**Task to carry out:**
Pick out every line in the data below that holds "学习方式".

Entries taken from a collection
————
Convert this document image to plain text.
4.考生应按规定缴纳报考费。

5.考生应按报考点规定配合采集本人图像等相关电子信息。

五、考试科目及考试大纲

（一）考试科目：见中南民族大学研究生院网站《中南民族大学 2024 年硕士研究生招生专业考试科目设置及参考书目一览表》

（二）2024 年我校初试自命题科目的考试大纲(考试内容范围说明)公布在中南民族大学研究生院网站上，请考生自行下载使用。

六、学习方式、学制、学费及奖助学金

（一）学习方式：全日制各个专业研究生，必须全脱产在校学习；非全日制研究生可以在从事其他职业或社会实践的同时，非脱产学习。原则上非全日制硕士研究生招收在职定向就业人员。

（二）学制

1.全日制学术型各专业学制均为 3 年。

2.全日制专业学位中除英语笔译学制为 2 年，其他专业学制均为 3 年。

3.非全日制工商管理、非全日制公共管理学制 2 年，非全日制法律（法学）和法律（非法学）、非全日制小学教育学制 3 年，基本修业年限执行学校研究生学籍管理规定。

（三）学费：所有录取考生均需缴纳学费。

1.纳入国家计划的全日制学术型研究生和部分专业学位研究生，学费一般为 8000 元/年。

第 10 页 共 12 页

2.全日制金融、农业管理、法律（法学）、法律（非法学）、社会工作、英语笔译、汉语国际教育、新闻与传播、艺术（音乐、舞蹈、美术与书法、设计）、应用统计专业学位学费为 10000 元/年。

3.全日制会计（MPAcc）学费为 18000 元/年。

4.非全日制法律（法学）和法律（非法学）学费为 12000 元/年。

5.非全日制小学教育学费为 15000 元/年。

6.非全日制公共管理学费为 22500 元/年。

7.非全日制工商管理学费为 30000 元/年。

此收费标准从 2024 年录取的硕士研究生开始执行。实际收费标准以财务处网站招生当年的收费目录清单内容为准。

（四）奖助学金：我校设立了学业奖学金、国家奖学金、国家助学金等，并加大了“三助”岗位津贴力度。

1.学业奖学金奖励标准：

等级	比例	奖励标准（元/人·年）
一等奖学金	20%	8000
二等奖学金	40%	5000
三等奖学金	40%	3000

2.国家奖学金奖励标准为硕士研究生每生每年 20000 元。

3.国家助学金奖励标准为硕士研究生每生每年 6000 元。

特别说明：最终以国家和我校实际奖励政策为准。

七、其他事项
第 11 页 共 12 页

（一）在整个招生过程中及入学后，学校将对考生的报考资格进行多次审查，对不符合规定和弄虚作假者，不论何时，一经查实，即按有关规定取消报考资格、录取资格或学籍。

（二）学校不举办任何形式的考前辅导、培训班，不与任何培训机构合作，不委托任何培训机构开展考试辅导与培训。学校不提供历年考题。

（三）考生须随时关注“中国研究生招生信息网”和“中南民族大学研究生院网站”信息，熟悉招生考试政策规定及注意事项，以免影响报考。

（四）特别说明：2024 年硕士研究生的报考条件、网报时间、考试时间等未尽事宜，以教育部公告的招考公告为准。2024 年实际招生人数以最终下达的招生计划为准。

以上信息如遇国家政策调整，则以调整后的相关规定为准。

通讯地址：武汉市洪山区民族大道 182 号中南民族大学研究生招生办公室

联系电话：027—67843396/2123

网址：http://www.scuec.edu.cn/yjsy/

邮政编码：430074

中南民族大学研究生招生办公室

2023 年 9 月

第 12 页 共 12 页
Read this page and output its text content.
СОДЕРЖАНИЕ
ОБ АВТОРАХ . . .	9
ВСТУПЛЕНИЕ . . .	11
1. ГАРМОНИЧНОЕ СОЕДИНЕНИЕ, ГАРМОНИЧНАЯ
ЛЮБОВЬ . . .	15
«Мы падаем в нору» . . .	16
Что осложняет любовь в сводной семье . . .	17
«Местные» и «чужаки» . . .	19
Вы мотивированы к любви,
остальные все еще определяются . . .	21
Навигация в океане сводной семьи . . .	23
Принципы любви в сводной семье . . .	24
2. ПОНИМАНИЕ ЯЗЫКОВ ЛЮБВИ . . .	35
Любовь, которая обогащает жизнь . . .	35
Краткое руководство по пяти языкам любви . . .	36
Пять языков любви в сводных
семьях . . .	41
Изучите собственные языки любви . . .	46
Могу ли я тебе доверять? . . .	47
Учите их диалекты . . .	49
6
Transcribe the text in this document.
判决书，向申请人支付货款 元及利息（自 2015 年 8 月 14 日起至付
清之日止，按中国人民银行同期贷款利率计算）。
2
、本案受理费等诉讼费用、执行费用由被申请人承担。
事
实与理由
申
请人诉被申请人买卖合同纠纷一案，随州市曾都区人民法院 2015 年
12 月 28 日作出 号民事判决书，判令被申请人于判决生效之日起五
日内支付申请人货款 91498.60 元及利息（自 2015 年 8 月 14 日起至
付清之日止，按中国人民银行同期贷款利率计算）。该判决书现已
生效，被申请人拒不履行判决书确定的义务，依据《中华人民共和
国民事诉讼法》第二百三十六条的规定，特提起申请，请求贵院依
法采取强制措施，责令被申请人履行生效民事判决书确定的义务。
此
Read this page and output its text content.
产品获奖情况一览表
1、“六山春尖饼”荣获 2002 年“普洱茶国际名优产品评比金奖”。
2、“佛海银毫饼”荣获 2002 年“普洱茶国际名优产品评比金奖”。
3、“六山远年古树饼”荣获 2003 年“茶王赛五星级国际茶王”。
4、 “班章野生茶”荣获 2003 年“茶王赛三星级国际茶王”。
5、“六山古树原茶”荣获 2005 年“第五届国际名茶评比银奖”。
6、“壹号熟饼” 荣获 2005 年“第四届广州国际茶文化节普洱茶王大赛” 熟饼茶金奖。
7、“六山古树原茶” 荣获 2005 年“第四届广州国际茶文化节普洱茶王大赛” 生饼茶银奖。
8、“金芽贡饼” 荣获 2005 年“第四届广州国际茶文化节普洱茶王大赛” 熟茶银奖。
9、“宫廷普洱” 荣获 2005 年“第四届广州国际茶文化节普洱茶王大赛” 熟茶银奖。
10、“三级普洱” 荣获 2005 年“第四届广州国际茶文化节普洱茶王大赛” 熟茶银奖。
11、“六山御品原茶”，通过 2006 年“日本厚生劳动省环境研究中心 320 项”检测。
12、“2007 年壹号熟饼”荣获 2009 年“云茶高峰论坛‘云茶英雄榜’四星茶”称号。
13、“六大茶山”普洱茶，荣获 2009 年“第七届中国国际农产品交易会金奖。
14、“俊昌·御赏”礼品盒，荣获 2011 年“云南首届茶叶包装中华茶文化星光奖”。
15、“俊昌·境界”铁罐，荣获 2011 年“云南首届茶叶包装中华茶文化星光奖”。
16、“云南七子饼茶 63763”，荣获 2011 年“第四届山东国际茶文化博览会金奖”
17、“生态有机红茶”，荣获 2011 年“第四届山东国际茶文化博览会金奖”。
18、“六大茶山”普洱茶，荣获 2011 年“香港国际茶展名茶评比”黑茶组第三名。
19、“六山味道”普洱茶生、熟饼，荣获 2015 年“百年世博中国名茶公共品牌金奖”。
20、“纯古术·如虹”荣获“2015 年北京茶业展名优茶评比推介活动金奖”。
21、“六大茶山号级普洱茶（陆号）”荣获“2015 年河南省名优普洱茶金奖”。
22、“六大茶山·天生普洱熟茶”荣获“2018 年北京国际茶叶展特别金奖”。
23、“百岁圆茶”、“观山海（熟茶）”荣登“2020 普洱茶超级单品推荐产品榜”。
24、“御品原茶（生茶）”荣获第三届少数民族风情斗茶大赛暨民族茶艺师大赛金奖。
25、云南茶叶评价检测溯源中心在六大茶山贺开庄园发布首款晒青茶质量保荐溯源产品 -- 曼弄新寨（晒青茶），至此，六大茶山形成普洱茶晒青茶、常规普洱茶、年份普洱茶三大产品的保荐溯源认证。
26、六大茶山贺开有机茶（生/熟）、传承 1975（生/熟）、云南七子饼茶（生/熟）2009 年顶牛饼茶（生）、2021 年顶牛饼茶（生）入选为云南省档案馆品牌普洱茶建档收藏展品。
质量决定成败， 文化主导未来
————
**Task answer:**
六、学习方式、学制、学费及奖助学金
（一）学习方式：全日制各个专业研究生，必须全脱产在校学习；非全日制研究生可以在从事其他职业或社会实践的同时，非脱产学习。原则上非全日制硕士研究生招收在职定向就业人员。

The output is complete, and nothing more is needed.